▶ **Exercise materials**
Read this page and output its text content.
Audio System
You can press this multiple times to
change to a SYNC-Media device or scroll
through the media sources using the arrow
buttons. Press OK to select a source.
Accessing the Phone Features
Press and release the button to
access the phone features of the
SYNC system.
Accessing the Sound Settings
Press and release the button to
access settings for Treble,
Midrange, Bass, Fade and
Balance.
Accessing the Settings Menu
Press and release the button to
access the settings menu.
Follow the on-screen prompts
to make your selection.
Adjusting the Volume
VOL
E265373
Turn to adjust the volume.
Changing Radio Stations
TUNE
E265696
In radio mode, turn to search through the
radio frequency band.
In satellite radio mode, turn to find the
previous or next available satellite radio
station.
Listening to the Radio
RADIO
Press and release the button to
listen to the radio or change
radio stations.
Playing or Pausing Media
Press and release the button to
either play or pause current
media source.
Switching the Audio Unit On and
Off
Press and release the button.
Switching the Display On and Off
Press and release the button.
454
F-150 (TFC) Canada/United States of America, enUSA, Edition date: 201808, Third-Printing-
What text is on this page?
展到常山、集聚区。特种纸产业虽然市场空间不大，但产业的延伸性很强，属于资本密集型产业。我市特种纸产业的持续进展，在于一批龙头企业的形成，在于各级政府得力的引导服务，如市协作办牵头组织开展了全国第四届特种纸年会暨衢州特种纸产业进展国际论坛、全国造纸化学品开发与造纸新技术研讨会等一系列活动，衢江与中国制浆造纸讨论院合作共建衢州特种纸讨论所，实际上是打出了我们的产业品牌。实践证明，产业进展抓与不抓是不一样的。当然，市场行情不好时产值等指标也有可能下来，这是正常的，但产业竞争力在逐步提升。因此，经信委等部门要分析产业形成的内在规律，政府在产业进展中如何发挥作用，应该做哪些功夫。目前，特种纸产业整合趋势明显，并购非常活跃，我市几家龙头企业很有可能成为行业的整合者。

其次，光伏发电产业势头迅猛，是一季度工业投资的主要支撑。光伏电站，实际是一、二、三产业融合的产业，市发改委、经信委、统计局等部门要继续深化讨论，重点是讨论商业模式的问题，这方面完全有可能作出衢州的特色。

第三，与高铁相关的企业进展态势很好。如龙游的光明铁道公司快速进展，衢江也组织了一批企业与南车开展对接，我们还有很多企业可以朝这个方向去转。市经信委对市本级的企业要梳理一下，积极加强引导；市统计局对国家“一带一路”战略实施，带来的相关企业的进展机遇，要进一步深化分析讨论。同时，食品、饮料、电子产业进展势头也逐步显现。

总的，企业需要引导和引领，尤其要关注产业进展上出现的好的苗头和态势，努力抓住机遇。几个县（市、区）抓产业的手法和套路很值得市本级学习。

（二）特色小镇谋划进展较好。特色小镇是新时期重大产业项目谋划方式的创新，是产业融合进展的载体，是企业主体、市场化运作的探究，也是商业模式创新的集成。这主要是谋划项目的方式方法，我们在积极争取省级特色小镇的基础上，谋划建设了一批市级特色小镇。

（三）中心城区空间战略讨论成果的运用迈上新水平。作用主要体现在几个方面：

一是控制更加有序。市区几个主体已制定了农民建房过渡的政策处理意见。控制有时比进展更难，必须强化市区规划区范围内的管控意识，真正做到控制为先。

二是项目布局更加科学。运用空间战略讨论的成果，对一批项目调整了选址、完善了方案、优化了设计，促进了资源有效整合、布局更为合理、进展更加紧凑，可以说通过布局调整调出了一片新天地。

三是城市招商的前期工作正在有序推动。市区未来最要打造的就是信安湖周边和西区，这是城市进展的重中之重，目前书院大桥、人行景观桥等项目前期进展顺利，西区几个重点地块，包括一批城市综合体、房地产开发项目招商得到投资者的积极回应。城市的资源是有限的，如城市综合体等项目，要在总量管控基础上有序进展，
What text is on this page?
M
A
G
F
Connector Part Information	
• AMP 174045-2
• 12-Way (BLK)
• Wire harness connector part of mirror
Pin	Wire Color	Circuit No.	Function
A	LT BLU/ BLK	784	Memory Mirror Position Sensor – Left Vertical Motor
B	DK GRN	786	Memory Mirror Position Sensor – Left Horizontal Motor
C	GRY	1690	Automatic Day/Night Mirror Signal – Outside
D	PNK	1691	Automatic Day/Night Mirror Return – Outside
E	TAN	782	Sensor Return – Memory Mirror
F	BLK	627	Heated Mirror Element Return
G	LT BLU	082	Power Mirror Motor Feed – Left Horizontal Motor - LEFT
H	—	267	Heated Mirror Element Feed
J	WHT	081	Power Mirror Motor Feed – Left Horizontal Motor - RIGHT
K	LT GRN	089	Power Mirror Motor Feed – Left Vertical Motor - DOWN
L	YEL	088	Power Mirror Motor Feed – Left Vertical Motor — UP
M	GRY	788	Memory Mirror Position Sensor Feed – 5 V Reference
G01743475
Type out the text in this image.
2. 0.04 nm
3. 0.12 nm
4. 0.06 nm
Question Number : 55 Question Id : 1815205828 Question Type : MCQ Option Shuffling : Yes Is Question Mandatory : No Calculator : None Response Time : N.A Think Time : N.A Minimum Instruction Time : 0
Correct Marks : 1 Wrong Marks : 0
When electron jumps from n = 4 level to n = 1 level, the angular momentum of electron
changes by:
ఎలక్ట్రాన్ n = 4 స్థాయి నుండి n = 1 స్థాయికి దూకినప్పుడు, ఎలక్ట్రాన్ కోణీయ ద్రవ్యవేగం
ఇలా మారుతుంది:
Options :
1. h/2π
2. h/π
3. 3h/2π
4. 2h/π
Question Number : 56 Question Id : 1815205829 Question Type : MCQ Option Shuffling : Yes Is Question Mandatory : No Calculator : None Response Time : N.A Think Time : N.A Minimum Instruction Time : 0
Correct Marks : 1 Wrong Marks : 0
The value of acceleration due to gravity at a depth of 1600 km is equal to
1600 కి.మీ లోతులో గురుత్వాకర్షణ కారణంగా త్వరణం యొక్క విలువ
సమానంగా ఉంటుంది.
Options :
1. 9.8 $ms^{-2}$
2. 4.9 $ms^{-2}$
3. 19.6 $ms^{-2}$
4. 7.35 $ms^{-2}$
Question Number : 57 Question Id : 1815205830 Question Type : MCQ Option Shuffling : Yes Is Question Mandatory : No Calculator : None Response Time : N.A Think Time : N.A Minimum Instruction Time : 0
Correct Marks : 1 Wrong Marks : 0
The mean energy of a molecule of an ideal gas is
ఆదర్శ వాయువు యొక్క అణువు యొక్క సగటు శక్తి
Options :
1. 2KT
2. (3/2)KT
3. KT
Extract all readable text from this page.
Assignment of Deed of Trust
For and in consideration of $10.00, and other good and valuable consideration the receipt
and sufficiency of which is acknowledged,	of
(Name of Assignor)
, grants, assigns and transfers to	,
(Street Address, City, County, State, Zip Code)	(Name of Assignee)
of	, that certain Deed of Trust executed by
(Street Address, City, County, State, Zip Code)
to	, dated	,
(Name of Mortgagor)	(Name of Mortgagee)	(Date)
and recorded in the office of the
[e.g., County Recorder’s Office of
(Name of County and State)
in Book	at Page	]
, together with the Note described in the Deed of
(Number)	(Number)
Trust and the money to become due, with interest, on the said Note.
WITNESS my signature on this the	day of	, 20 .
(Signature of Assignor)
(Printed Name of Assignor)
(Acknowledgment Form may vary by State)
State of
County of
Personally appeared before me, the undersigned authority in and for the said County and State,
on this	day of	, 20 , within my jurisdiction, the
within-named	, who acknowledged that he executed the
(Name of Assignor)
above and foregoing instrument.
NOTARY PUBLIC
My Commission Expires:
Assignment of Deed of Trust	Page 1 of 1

▶ **Exercise prompt**
Begin with the line containing "Extract all readable text from this page." and repeat each line exactly until the records above end.

▶ **Task solution**
Extract all readable text from this page.
Assignment of Deed of Trust
For and in consideration of $10.00, and other good and valuable consideration the receipt
and sufficiency of which is acknowledged,	of
(Name of Assignor)
, grants, assigns and transfers to	,
(Street Address, City, County, State, Zip Code)	(Name of Assignee)
of	, that certain Deed of Trust executed by
(Street Address, City, County, State, Zip Code)
to	, dated	,
(Name of Mortgagor)	(Name of Mortgagee)	(Date)
and recorded in the office of the
[e.g., County Recorder’s Office of
(Name of County and State)
in Book	at Page	]
, together with the Note described in the Deed of
(Number)	(Number)
Trust and the money to become due, with interest, on the said Note.
WITNESS my signature on this the	day of	, 20 .
(Signature of Assignor)
(Printed Name of Assignor)
(Acknowledgment Form may vary by State)
State of
County of
Personally appeared before me, the undersigned authority in and for the said County and State,
on this	day of	, 20 , within my jurisdiction, the
within-named	, who acknowledged that he executed the
(Name of Assignor)
above and foregoing instrument.
NOTARY PUBLIC
My Commission Expires:
Assignment of Deed of Trust	Page 1 of 1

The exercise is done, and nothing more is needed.